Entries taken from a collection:
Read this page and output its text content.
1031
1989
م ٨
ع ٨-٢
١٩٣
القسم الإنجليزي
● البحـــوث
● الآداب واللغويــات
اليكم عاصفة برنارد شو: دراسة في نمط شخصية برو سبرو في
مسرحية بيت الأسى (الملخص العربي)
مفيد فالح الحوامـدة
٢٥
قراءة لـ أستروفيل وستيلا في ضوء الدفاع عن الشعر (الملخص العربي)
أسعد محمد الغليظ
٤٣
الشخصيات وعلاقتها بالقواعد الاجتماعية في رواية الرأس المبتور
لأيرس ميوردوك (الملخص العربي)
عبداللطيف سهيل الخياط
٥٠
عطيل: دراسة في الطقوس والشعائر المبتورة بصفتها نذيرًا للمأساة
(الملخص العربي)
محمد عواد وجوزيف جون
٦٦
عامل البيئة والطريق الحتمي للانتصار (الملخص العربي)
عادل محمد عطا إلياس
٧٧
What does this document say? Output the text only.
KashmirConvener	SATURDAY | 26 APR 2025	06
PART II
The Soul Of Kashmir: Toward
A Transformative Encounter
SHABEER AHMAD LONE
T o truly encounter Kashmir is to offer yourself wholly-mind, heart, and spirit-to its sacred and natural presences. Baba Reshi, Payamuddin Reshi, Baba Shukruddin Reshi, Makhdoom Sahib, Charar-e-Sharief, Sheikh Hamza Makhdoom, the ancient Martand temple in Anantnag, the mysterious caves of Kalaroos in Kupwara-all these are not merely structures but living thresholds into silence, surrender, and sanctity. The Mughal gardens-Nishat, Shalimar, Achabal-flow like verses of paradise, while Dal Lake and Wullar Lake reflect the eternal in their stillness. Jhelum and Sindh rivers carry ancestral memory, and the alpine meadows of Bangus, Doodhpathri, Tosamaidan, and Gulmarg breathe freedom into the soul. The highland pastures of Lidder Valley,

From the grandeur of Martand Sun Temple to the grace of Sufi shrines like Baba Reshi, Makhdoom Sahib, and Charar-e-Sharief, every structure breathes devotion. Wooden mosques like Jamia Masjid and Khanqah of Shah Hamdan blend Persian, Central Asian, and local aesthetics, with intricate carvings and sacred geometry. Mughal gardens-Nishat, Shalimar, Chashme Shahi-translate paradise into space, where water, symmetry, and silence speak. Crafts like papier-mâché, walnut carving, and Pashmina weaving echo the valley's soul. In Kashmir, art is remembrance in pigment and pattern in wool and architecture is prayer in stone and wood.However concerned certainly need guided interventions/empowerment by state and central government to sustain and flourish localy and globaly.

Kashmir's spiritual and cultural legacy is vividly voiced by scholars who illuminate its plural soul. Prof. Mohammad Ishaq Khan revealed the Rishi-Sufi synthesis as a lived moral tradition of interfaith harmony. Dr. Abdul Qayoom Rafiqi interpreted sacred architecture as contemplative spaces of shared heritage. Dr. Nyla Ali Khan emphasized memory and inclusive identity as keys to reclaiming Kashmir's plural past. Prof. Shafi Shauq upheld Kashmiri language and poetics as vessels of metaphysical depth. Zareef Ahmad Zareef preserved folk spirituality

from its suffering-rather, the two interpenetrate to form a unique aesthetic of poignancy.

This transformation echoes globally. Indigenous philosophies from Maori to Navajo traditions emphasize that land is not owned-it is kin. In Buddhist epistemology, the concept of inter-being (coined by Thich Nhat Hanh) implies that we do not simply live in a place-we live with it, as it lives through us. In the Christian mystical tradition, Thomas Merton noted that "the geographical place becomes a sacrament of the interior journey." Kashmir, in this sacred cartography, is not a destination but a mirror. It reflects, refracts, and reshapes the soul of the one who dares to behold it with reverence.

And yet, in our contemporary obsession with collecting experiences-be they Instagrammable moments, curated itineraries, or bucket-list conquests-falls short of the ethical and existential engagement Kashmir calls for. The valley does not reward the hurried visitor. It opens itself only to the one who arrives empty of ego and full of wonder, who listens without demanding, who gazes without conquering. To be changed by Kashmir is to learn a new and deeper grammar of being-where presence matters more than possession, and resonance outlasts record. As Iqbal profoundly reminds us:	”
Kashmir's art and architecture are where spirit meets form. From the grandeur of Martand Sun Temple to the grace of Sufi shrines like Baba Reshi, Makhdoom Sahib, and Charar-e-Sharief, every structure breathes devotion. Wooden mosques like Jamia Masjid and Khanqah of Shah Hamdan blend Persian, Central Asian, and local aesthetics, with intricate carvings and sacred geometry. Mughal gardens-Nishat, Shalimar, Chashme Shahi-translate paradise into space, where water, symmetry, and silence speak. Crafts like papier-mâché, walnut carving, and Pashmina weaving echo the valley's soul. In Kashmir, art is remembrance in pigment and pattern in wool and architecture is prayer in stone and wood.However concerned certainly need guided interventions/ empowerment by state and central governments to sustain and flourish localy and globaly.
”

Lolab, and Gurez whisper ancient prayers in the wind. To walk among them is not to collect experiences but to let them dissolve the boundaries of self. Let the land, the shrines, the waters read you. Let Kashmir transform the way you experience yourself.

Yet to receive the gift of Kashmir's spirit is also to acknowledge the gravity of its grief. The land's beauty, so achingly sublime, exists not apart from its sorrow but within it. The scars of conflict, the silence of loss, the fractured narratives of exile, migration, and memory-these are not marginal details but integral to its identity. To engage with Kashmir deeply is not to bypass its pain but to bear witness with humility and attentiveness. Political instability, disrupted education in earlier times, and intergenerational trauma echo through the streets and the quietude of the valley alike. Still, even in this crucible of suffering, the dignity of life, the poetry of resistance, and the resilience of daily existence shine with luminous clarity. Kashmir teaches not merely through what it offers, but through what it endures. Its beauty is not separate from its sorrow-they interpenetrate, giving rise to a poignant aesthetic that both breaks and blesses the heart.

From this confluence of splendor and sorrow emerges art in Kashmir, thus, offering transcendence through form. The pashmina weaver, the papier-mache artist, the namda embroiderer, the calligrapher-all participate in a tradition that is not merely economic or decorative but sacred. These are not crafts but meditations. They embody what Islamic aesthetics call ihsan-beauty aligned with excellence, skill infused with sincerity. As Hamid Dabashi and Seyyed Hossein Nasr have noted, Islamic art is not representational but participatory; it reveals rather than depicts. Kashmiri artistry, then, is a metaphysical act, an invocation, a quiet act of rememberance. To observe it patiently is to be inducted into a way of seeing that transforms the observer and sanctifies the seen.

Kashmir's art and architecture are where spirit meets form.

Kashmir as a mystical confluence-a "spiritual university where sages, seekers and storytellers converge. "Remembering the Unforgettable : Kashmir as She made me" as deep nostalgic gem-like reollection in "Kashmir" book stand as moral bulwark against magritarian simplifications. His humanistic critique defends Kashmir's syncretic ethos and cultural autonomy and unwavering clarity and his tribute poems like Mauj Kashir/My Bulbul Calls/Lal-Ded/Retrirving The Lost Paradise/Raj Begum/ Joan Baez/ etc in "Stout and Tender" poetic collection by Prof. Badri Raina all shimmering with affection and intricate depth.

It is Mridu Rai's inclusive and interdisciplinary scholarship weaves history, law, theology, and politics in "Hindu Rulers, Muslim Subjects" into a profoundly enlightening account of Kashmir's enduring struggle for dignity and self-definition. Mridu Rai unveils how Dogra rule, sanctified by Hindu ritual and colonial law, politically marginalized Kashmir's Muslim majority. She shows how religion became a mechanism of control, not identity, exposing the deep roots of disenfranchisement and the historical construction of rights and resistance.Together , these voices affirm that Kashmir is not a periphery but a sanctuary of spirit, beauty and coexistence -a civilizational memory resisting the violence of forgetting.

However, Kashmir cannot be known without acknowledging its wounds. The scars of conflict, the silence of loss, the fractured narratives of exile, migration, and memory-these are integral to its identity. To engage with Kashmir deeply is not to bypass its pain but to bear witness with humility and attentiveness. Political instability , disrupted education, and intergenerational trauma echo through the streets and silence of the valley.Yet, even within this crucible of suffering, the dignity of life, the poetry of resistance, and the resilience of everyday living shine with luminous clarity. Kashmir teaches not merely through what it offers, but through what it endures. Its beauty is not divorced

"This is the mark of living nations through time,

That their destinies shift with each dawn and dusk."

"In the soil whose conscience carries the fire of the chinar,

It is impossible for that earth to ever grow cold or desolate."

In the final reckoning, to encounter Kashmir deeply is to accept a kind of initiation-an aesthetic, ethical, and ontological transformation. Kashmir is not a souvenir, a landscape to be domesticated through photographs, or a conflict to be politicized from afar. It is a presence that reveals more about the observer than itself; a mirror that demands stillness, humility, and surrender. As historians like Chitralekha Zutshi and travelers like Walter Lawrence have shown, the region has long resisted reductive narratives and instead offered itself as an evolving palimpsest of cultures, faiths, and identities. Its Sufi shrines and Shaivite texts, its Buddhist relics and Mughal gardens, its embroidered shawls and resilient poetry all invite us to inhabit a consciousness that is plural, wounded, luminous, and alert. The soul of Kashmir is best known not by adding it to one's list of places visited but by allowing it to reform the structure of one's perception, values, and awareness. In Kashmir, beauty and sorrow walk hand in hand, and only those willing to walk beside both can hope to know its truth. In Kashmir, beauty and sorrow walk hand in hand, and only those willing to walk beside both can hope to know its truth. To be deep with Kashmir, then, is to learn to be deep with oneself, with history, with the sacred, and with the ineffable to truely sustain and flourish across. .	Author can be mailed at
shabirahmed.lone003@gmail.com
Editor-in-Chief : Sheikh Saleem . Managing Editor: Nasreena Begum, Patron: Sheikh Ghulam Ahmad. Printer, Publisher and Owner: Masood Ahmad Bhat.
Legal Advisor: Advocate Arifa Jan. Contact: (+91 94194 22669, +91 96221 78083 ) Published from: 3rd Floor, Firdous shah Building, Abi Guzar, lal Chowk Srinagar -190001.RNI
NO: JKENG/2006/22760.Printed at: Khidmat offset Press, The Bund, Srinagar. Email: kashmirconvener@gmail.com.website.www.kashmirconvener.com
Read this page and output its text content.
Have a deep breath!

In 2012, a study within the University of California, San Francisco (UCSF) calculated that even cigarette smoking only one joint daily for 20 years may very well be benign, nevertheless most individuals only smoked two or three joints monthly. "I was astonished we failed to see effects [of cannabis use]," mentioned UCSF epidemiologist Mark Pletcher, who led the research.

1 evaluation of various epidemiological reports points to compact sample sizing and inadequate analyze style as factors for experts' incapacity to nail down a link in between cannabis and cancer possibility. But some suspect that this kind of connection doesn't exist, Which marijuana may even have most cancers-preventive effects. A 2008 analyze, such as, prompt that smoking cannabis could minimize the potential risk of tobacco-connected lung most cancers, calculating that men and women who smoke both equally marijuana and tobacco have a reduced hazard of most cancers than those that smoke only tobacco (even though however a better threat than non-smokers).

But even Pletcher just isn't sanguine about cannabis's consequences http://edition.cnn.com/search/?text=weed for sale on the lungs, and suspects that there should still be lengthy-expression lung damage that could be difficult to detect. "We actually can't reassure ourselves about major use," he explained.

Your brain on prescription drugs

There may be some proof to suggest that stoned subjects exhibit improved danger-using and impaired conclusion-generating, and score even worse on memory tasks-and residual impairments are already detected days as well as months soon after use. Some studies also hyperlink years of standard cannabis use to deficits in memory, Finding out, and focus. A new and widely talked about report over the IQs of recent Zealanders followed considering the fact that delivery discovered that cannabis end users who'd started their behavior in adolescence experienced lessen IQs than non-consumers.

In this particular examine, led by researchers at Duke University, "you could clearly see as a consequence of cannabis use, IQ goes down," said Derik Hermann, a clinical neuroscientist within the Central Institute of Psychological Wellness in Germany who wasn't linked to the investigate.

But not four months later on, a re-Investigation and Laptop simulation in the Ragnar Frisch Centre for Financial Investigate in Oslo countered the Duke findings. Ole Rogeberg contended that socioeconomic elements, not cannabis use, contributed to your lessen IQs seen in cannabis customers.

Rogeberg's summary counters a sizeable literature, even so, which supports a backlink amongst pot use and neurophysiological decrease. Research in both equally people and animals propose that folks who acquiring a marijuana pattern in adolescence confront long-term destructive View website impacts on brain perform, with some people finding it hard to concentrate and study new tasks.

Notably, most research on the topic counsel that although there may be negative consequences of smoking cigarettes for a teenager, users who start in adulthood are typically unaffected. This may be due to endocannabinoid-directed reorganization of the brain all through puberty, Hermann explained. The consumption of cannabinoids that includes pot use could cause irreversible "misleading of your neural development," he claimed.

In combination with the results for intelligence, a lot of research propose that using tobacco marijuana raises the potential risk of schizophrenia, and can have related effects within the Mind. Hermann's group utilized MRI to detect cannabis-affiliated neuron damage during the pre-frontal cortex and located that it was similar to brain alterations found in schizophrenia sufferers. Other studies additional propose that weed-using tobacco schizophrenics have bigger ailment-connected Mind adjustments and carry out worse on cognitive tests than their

What the exercise asks
Show all lines from the records above where the word "interventions" occurs.

Response below
From the grandeur of Martand Sun Temple to the grace of Sufi shrines like Baba Reshi, Makhdoom Sahib, and Charar-e-Sharief, every structure breathes devotion. Wooden mosques like Jamia Masjid and Khanqah of Shah Hamdan blend Persian, Central Asian, and local aesthetics, with intricate carvings and sacred geometry. Mughal gardens-Nishat, Shalimar, Chashme Shahi-translate paradise into space, where water, symmetry, and silence speak. Crafts like papier-mâché, walnut carving, and Pashmina weaving echo the valley's soul. In Kashmir, art is remembrance in pigment and pattern in wool and architecture is prayer in stone and wood.However concerned certainly need guided interventions/empowerment by state and central government to sustain and flourish localy and globaly.
Kashmir's art and architecture are where spirit meets form. From the grandeur of Martand Sun Temple to the grace of Sufi shrines like Baba Reshi, Makhdoom Sahib, and Charar-e-Sharief, every structure breathes devotion. Wooden mosques like Jamia Masjid and Khanqah of Shah Hamdan blend Persian, Central Asian, and local aesthetics, with intricate carvings and sacred geometry. Mughal gardens-Nishat, Shalimar, Chashme Shahi-translate paradise into space, where water, symmetry, and silence speak. Crafts like papier-mâché, walnut carving, and Pashmina weaving echo the valley's soul. In Kashmir, art is remembrance in pigment and pattern in wool and architecture is prayer in stone and wood.However concerned certainly need guided interventions/ empowerment by state and central governments to sustain and flourish localy and globaly.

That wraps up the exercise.